- [GIVEN DATA]:

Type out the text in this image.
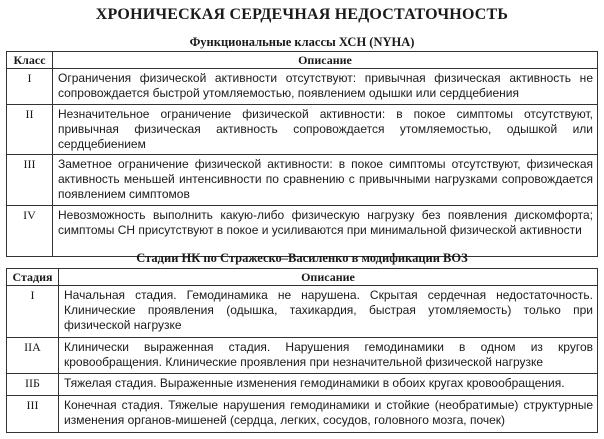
ХРОНИЧЕСКАЯ СЕРДЕЧНАЯ НЕДОСТАТОЧНОСТЬ
Функциональные классы ХСН (NYHA)
Класс	Описание
I	Ограничения физической активности отсутствуют: привычная физическая активность не сопровождается быстрой утомляемостью, появлением одышки или сердцебиения
II	Незначительное ограничение физической активности: в покое симптомы отсутствуют, привычная физическая активность сопровождается утомляемостью, одышкой или сердцебиением
III	Заметное ограничение физической активности: в покое симптомы отсутствуют, физическая активность меньшей интенсивности по сравнению с привычными нагрузками сопровождается появлением симптомов
IV	Невозможность выполнить какую-либо физическую нагрузку без появления дискомфорта; симптомы СН присутствуют в покое и усиливаются при минимальной физической активности
Стадии НК по Стражеско–Василенко в модификации ВОЗ
Стадия	Описание
I	Начальная стадия. Гемодинамика не нарушена. Скрытая сердечная недостаточность. Клинические проявления (одышка, тахикардия, быстрая утомляемость) только при физической нагрузке
IIA	Клинически выраженная стадия. Нарушения гемодинамики в одном из кругов кровообращения. Клинические проявления при незначительной физической нагрузке
IIБ	Тяжелая стадия. Выраженные изменения гемодинамики в обоих кругах кровообращения.
III	Конечная стадия. Тяжелые нарушения гемодинамики и стойкие (необратимые) структурные изменения органов-мишеней (сердца, легких, сосудов, головного мозга, почек)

- [WHAT TO DO]: Leave out the pictures and output every record above precisely as given.

- [EXPECTED ANSWER]:
Type out the text in this image.
ХРОНИЧЕСКАЯ СЕРДЕЧНАЯ НЕДОСТАТОЧНОСТЬ
Функциональные классы ХСН (NYHA)
Класс	Описание
I	Ограничения физической активности отсутствуют: привычная физическая активность не сопровождается быстрой утомляемостью, появлением одышки или сердцебиения
II	Незначительное ограничение физической активности: в покое симптомы отсутствуют, привычная физическая активность сопровождается утомляемостью, одышкой или сердцебиением
III	Заметное ограничение физической активности: в покое симптомы отсутствуют, физическая активность меньшей интенсивности по сравнению с привычными нагрузками сопровождается появлением симптомов
IV	Невозможность выполнить какую-либо физическую нагрузку без появления дискомфорта; симптомы СН присутствуют в покое и усиливаются при минимальной физической активности
Стадии НК по Стражеско–Василенко в модификации ВОЗ
Стадия	Описание
I	Начальная стадия. Гемодинамика не нарушена. Скрытая сердечная недостаточность. Клинические проявления (одышка, тахикардия, быстрая утомляемость) только при физической нагрузке
IIA	Клинически выраженная стадия. Нарушения гемодинамики в одном из кругов кровообращения. Клинические проявления при незначительной физической нагрузке
IIБ	Тяжелая стадия. Выраженные изменения гемодинамики в обоих кругах кровообращения.
III	Конечная стадия. Тяжелые нарушения гемодинамики и стойкие (необратимые) структурные изменения органов-мишеней (сердца, легких, сосудов, головного мозга, почек)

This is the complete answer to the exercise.